* [Dataset items]:
○ ○ ○ ○
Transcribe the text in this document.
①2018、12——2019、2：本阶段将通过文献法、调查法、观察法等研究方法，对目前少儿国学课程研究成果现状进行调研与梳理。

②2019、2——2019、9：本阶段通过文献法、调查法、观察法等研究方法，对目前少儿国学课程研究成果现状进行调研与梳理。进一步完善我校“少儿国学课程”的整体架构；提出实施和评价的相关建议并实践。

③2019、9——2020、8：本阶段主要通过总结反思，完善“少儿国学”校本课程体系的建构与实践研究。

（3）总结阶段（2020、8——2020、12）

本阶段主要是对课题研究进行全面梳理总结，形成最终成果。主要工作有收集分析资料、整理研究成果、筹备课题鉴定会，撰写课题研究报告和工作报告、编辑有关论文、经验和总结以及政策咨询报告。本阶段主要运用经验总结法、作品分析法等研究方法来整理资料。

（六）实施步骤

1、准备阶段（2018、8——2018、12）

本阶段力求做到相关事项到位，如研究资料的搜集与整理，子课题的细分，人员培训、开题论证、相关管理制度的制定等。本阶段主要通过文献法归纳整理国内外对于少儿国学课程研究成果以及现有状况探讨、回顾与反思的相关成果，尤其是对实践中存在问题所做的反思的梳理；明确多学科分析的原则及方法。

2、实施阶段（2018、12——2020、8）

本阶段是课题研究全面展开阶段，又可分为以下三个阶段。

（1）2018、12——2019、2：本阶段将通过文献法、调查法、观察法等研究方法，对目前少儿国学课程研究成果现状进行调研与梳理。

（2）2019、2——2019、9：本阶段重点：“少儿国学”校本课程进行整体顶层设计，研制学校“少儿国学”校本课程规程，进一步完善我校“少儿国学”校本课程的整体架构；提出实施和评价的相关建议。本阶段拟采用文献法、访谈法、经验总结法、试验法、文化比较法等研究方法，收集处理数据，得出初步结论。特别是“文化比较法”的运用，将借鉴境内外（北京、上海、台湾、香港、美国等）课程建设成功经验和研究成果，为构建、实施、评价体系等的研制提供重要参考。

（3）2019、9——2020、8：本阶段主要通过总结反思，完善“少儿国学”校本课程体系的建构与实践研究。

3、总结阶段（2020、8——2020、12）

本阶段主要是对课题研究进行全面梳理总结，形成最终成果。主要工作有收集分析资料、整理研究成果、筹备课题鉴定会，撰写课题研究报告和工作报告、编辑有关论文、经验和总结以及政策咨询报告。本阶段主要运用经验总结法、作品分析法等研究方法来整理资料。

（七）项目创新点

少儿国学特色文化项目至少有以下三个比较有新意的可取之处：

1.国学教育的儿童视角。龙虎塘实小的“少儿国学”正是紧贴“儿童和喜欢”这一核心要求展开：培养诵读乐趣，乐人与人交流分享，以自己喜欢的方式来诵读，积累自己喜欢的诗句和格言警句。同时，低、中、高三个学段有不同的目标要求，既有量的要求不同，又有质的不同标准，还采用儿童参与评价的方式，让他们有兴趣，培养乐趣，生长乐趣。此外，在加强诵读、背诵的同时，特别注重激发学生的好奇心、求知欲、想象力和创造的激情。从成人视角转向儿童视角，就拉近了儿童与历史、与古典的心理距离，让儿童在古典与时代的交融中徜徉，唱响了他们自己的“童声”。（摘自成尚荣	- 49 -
○ ○ ○ ○
* [WHAT THE TASK ASKS]:
Retype the data exactly as given.

* [RESPONSE]:
Transcribe the text in this document.
①2018、12——2019、2：本阶段将通过文献法、调查法、观察法等研究方法，对目前少儿国学课程研究成果现状进行调研与梳理。

②2019、2——2019、9：本阶段通过文献法、调查法、观察法等研究方法，对目前少儿国学课程研究成果现状进行调研与梳理。进一步完善我校“少儿国学课程”的整体架构；提出实施和评价的相关建议并实践。

③2019、9——2020、8：本阶段主要通过总结反思，完善“少儿国学”校本课程体系的建构与实践研究。

（3）总结阶段（2020、8——2020、12）

本阶段主要是对课题研究进行全面梳理总结，形成最终成果。主要工作有收集分析资料、整理研究成果、筹备课题鉴定会，撰写课题研究报告和工作报告、编辑有关论文、经验和总结以及政策咨询报告。本阶段主要运用经验总结法、作品分析法等研究方法来整理资料。

（六）实施步骤

1、准备阶段（2018、8——2018、12）

本阶段力求做到相关事项到位，如研究资料的搜集与整理，子课题的细分，人员培训、开题论证、相关管理制度的制定等。本阶段主要通过文献法归纳整理国内外对于少儿国学课程研究成果以及现有状况探讨、回顾与反思的相关成果，尤其是对实践中存在问题所做的反思的梳理；明确多学科分析的原则及方法。

2、实施阶段（2018、12——2020、8）

本阶段是课题研究全面展开阶段，又可分为以下三个阶段。

（1）2018、12——2019、2：本阶段将通过文献法、调查法、观察法等研究方法，对目前少儿国学课程研究成果现状进行调研与梳理。

（2）2019、2——2019、9：本阶段重点：“少儿国学”校本课程进行整体顶层设计，研制学校“少儿国学”校本课程规程，进一步完善我校“少儿国学”校本课程的整体架构；提出实施和评价的相关建议。本阶段拟采用文献法、访谈法、经验总结法、试验法、文化比较法等研究方法，收集处理数据，得出初步结论。特别是“文化比较法”的运用，将借鉴境内外（北京、上海、台湾、香港、美国等）课程建设成功经验和研究成果，为构建、实施、评价体系等的研制提供重要参考。

（3）2019、9——2020、8：本阶段主要通过总结反思，完善“少儿国学”校本课程体系的建构与实践研究。

3、总结阶段（2020、8——2020、12）

本阶段主要是对课题研究进行全面梳理总结，形成最终成果。主要工作有收集分析资料、整理研究成果、筹备课题鉴定会，撰写课题研究报告和工作报告、编辑有关论文、经验和总结以及政策咨询报告。本阶段主要运用经验总结法、作品分析法等研究方法来整理资料。

（七）项目创新点

少儿国学特色文化项目至少有以下三个比较有新意的可取之处：

1.国学教育的儿童视角。龙虎塘实小的“少儿国学”正是紧贴“儿童和喜欢”这一核心要求展开：培养诵读乐趣，乐人与人交流分享，以自己喜欢的方式来诵读，积累自己喜欢的诗句和格言警句。同时，低、中、高三个学段有不同的目标要求，既有量的要求不同，又有质的不同标准，还采用儿童参与评价的方式，让他们有兴趣，培养乐趣，生长乐趣。此外，在加强诵读、背诵的同时，特别注重激发学生的好奇心、求知欲、想象力和创造的激情。从成人视角转向儿童视角，就拉近了儿童与历史、与古典的心理距离，让儿童在古典与时代的交融中徜徉，唱响了他们自己的“童声”。（摘自成尚荣	- 49 -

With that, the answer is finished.